> [Task objective]:
Repeat each entry exactly and drop the pictures.

— START OF Record list —

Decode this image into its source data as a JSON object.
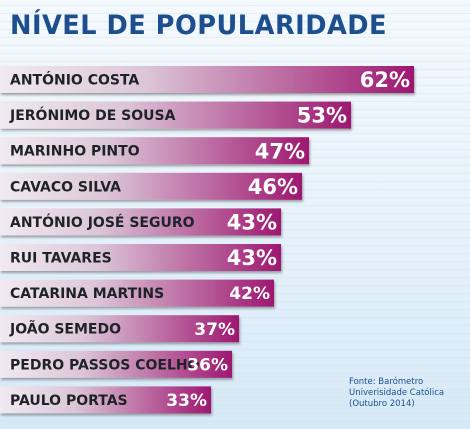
{
  "title": "NÍVEL DE POPULARIDADE",
  "source": [
    "Fonte: Barómetro",
    "Univerisidade Católica",
    "(Outubro 2014)"
  ],
  "colors": {
    "title": "#1d4e8e",
    "bar_start": "#f1eaf1",
    "bar_end": "#9e1770",
    "label": "#1e2328",
    "value": "#ffffff"
  },
  "chart_data": {
    "type": "bar",
    "orientation": "horizontal",
    "title": "NÍVEL DE POPULARIDADE",
    "categories": [
      "ANTÓNIO COSTA",
      "JERÓNIMO DE SOUSA",
      "MARINHO PINTO",
      "CAVACO SILVA",
      "ANTÓNIO JOSÉ SEGURO",
      "RUI TAVARES",
      "CATARINA MARTINS",
      "JOÃO SEMEDO",
      "PEDRO PASSOS COELHO",
      "PAULO PORTAS"
    ],
    "values": [
      62,
      53,
      47,
      46,
      43,
      43,
      42,
      37,
      36,
      33
    ],
    "value_labels": [
      "62%",
      "53%",
      "47%",
      "46%",
      "43%",
      "43%",
      "42%",
      "37%",
      "36%",
      "33%"
    ],
    "unit": "%"
  }
}
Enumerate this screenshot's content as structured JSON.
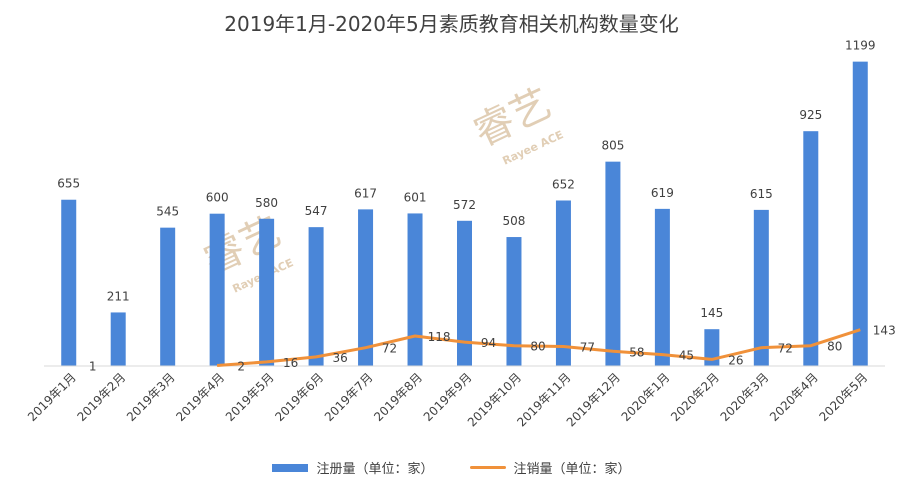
{
  "chart_data": {
    "type": "bar",
    "title": "2019年1月-2020年5月素质教育相关机构数量变化",
    "categories": [
      "2019年1月",
      "2019年2月",
      "2019年3月",
      "2019年4月",
      "2019年5月",
      "2019年6月",
      "2019年7月",
      "2019年8月",
      "2019年9月",
      "2019年10月",
      "2019年11月",
      "2019年12月",
      "2020年1月",
      "2020年2月",
      "2020年3月",
      "2020年4月",
      "2020年5月"
    ],
    "series": [
      {
        "name": "注册量（单位：家）",
        "type": "bar",
        "color": "#4a86d8",
        "values": [
          655,
          211,
          545,
          600,
          580,
          547,
          617,
          601,
          572,
          508,
          652,
          805,
          619,
          145,
          615,
          925,
          1199
        ]
      },
      {
        "name": "注销量（单位：家）",
        "type": "line",
        "color": "#f0913a",
        "values": [
          1,
          null,
          null,
          2,
          16,
          36,
          72,
          118,
          94,
          80,
          77,
          58,
          45,
          26,
          72,
          80,
          143
        ]
      }
    ],
    "ylim": [
      0,
      1300
    ],
    "grid": false,
    "legend_position": "bottom"
  },
  "watermark": {
    "brand": "睿艺",
    "sub": "Rayee ACE"
  }
}
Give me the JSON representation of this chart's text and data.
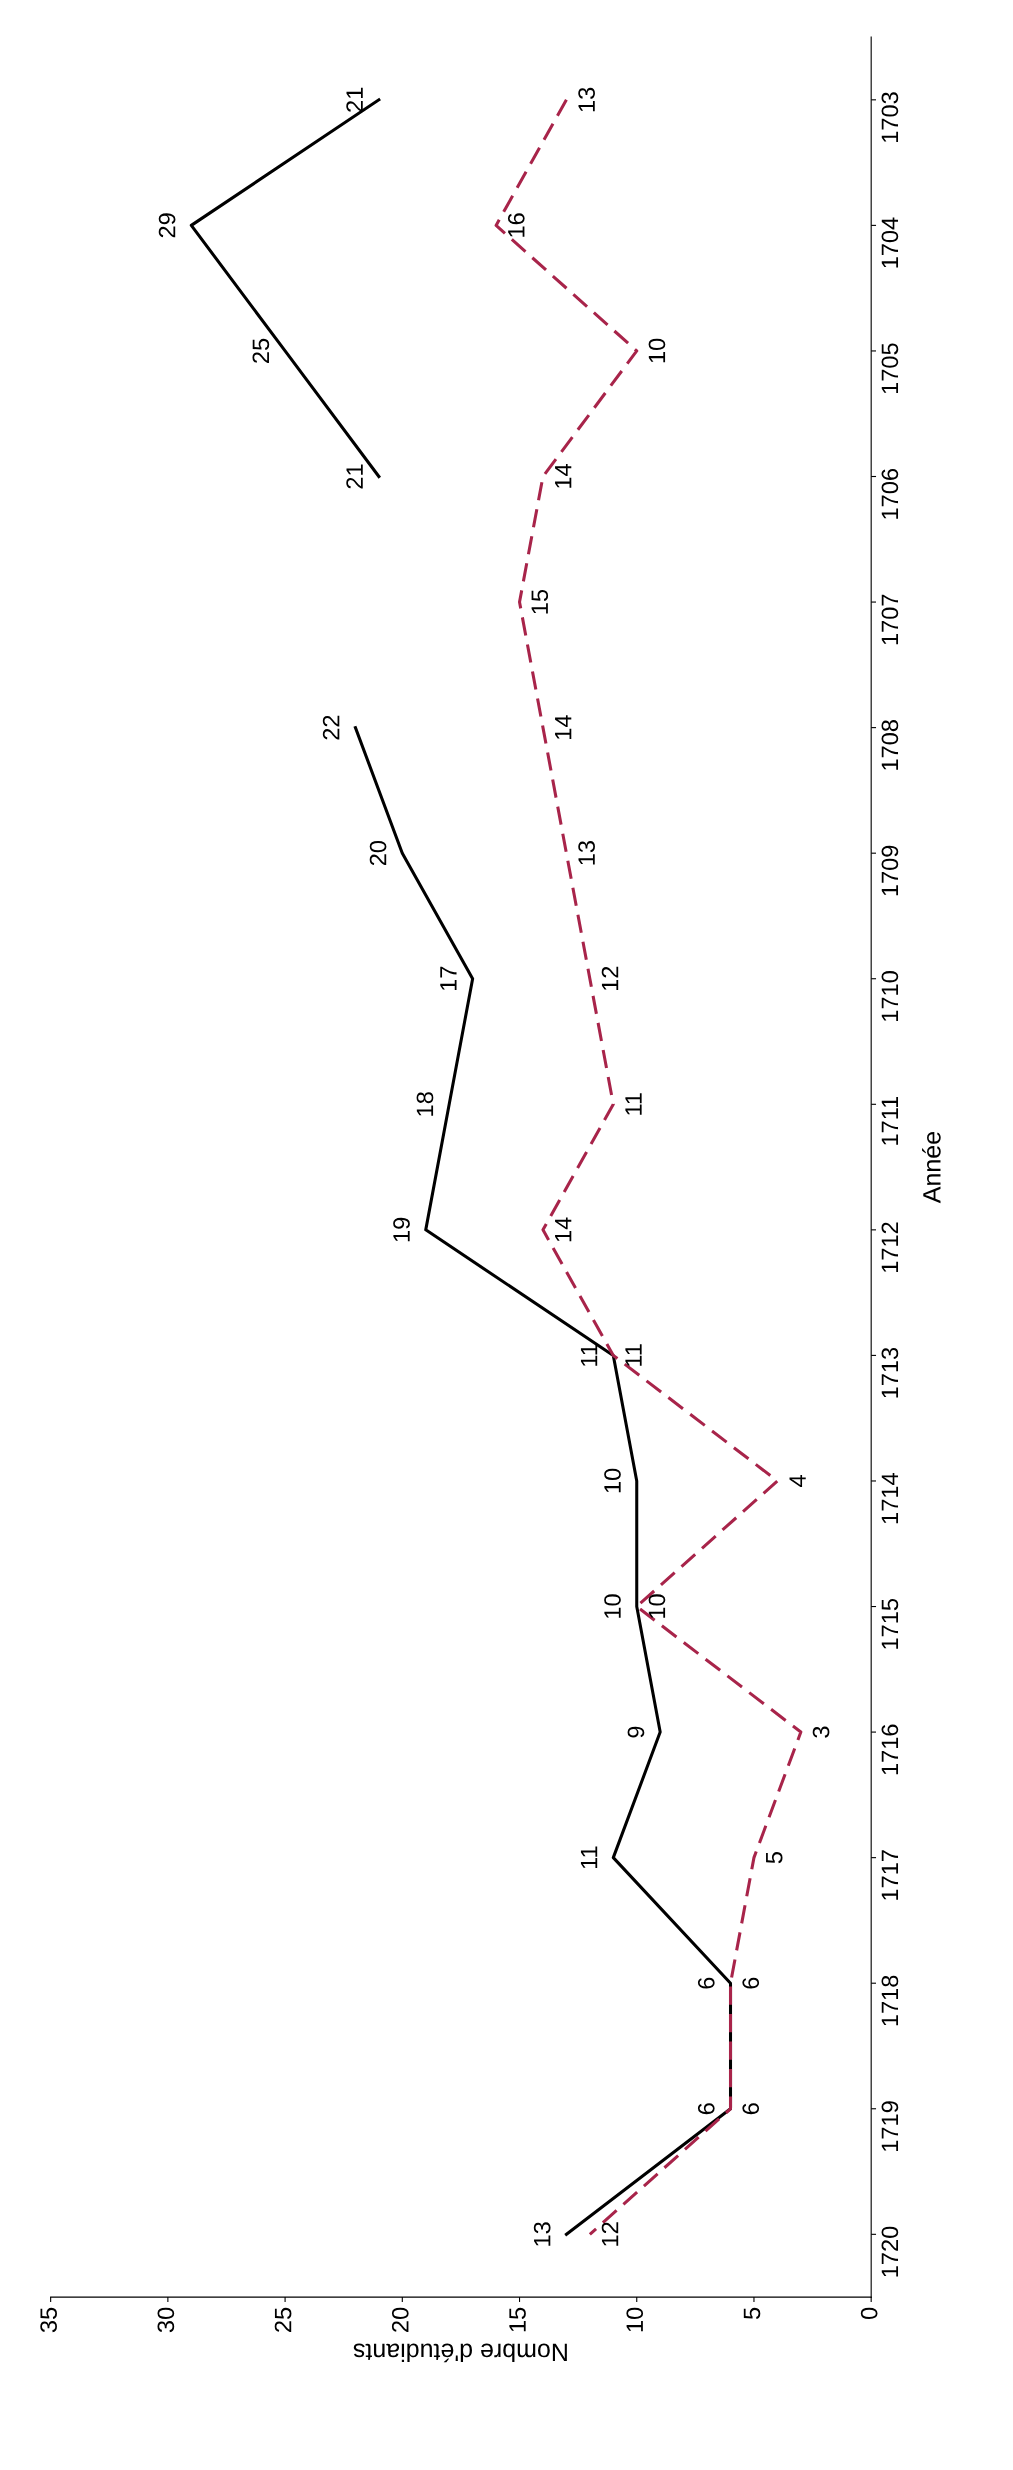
{
  "chart_data": {
    "type": "line",
    "orientation": "horizontal",
    "xlabel": "Nombre d'étudiants",
    "ylabel": "Année",
    "categories": [
      "1703",
      "1704",
      "1705",
      "1706",
      "1707",
      "1708",
      "1709",
      "1710",
      "1711",
      "1712",
      "1713",
      "1714",
      "1715",
      "1716",
      "1717",
      "1718",
      "1719",
      "1720"
    ],
    "series": [
      {
        "color": "#000000",
        "line_style": "solid",
        "values": [
          21,
          29,
          25,
          21,
          null,
          22,
          20,
          17,
          18,
          19,
          11,
          10,
          10,
          9,
          11,
          6,
          6,
          13
        ]
      },
      {
        "color": "#a8244a",
        "line_style": "dashed",
        "values": [
          13,
          16,
          10,
          14,
          15,
          14,
          13,
          12,
          11,
          14,
          11,
          4,
          10,
          3,
          5,
          6,
          6,
          12
        ]
      }
    ],
    "xlim": [
      35,
      0
    ],
    "xticks": [
      0,
      5,
      10,
      15,
      20,
      25,
      30,
      35
    ],
    "data_labels": true,
    "grid": false,
    "legend": false,
    "marker": "none"
  }
}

— END OF Record list —

> [Finished exercise]:
Decode this image into its source data as a JSON object.
{
  "title": "NÍVEL DE POPULARIDADE",
  "source": [
    "Fonte: Barómetro",
    "Univerisidade Católica",
    "(Outubro 2014)"
  ],
  "colors": {
    "title": "#1d4e8e",
    "bar_start": "#f1eaf1",
    "bar_end": "#9e1770",
    "label": "#1e2328",
    "value": "#ffffff"
  },
  "chart_data": {
    "type": "bar",
    "orientation": "horizontal",
    "title": "NÍVEL DE POPULARIDADE",
    "categories": [
      "ANTÓNIO COSTA",
      "JERÓNIMO DE SOUSA",
      "MARINHO PINTO",
      "CAVACO SILVA",
      "ANTÓNIO JOSÉ SEGURO",
      "RUI TAVARES",
      "CATARINA MARTINS",
      "JOÃO SEMEDO",
      "PEDRO PASSOS COELHO",
      "PAULO PORTAS"
    ],
    "values": [
      62,
      53,
      47,
      46,
      43,
      43,
      42,
      37,
      36,
      33
    ],
    "value_labels": [
      "62%",
      "53%",
      "47%",
      "46%",
      "43%",
      "43%",
      "42%",
      "37%",
      "36%",
      "33%"
    ],
    "unit": "%"
  }
}
Enumerate this screenshot's content as structured JSON.
{
  "chart_data": {
    "type": "bar",
    "title": "2019年1月-2020年5月素质教育相关机构数量变化",
    "categories": [
      "2019年1月",
      "2019年2月",
      "2019年3月",
      "2019年4月",
      "2019年5月",
      "2019年6月",
      "2019年7月",
      "2019年8月",
      "2019年9月",
      "2019年10月",
      "2019年11月",
      "2019年12月",
      "2020年1月",
      "2020年2月",
      "2020年3月",
      "2020年4月",
      "2020年5月"
    ],
    "series": [
      {
        "name": "注册量（单位：家）",
        "type": "bar",
        "color": "#4a86d8",
        "values": [
          655,
          211,
          545,
          600,
          580,
          547,
          617,
          601,
          572,
          508,
          652,
          805,
          619,
          145,
          615,
          925,
          1199
        ]
      },
      {
        "name": "注销量（单位：家）",
        "type": "line",
        "color": "#f0913a",
        "values": [
          1,
          null,
          null,
          2,
          16,
          36,
          72,
          118,
          94,
          80,
          77,
          58,
          45,
          26,
          72,
          80,
          143
        ]
      }
    ],
    "ylim": [
      0,
      1300
    ],
    "grid": false,
    "legend_position": "bottom"
  },
  "watermark": {
    "brand": "睿艺",
    "sub": "Rayee ACE"
  }
}
Give me the JSON representation of this chart's text and data.
{
  "chart_data": {
    "type": "line",
    "orientation": "horizontal",
    "xlabel": "Nombre d'étudiants",
    "ylabel": "Année",
    "categories": [
      "1703",
      "1704",
      "1705",
      "1706",
      "1707",
      "1708",
      "1709",
      "1710",
      "1711",
      "1712",
      "1713",
      "1714",
      "1715",
      "1716",
      "1717",
      "1718",
      "1719",
      "1720"
    ],
    "series": [
      {
        "color": "#000000",
        "line_style": "solid",
        "values": [
          21,
          29,
          25,
          21,
          null,
          22,
          20,
          17,
          18,
          19,
          11,
          10,
          10,
          9,
          11,
          6,
          6,
          13
        ]
      },
      {
        "color": "#a8244a",
        "line_style": "dashed",
        "values": [
          13,
          16,
          10,
          14,
          15,
          14,
          13,
          12,
          11,
          14,
          11,
          4,
          10,
          3,
          5,
          6,
          6,
          12
        ]
      }
    ],
    "xlim": [
      35,
      0
    ],
    "xticks": [
      0,
      5,
      10,
      15,
      20,
      25,
      30,
      35
    ],
    "data_labels": true,
    "grid": false,
    "legend": false,
    "marker": "none"
  }
}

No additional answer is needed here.